Goal –
Give only the number of lines that include the string "metrics".

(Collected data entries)
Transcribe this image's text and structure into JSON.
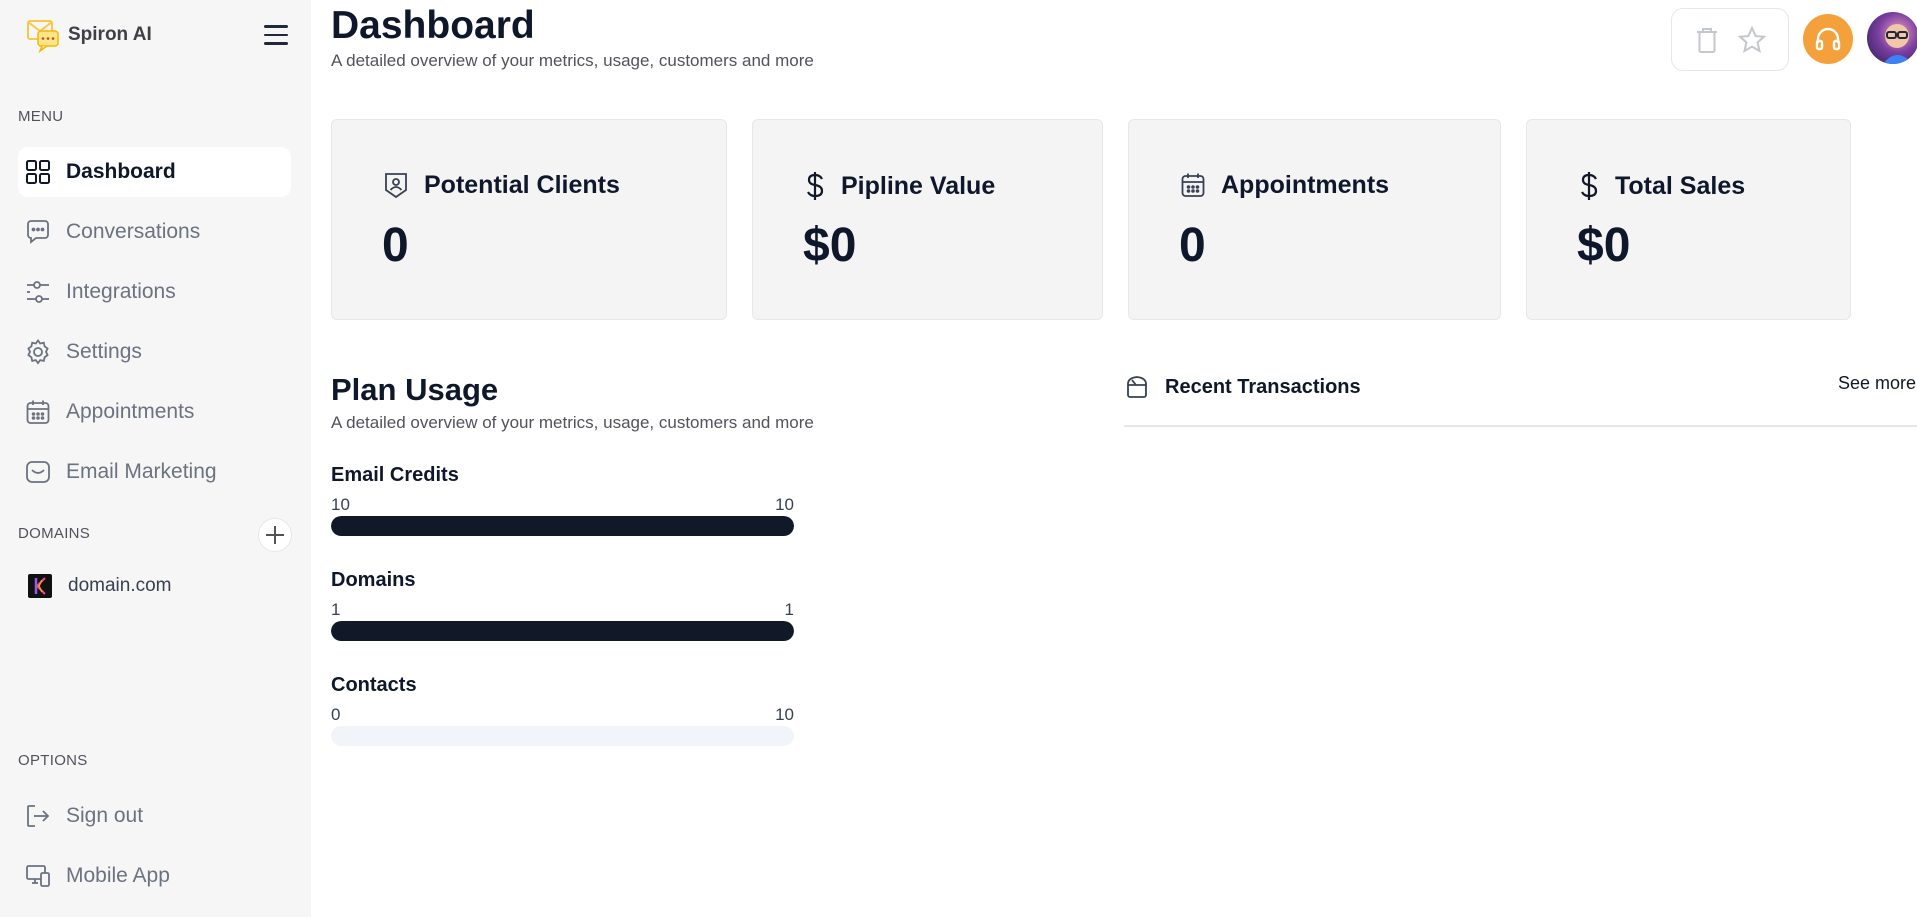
{
  "app": {
    "name": "Spiron AI"
  },
  "sidebar": {
    "menu_label": "MENU",
    "items": [
      {
        "label": "Dashboard",
        "icon": "dashboard-grid-icon",
        "active": true
      },
      {
        "label": "Conversations",
        "icon": "chat-bubble-icon",
        "active": false
      },
      {
        "label": "Integrations",
        "icon": "sliders-icon",
        "active": false
      },
      {
        "label": "Settings",
        "icon": "gear-icon",
        "active": false
      },
      {
        "label": "Appointments",
        "icon": "calendar-icon",
        "active": false
      },
      {
        "label": "Email Marketing",
        "icon": "mail-icon",
        "active": false
      }
    ],
    "domains_label": "DOMAINS",
    "domains": [
      {
        "label": "domain.com"
      }
    ],
    "options_label": "OPTIONS",
    "options": [
      {
        "label": "Sign out",
        "icon": "sign-out-icon"
      },
      {
        "label": "Mobile App",
        "icon": "devices-icon"
      }
    ]
  },
  "header": {
    "title": "Dashboard",
    "subtitle": "A detailed overview of your metrics, usage, customers and more"
  },
  "cards": [
    {
      "title": "Potential Clients",
      "value": "0",
      "icon": "person-badge-icon"
    },
    {
      "title": "Pipline Value",
      "value": "$0",
      "icon": "dollar-icon"
    },
    {
      "title": "Appointments",
      "value": "0",
      "icon": "calendar-icon"
    },
    {
      "title": "Total Sales",
      "value": "$0",
      "icon": "dollar-icon"
    }
  ],
  "plan_usage": {
    "title": "Plan Usage",
    "subtitle": "A detailed overview of your metrics, usage, customers and more",
    "items": [
      {
        "label": "Email Credits",
        "used": "10",
        "limit": "10",
        "fraction": 1.0
      },
      {
        "label": "Domains",
        "used": "1",
        "limit": "1",
        "fraction": 1.0
      },
      {
        "label": "Contacts",
        "used": "0",
        "limit": "10",
        "fraction": 0.0
      }
    ]
  },
  "transactions": {
    "title": "Recent Transactions",
    "see_more": "See more"
  },
  "colors": {
    "accent_orange": "#f5a13b",
    "bar_fill": "#111827",
    "sidebar_bg": "#f6f6f6",
    "card_bg": "#f4f4f5"
  }
}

Output for this exercise –
2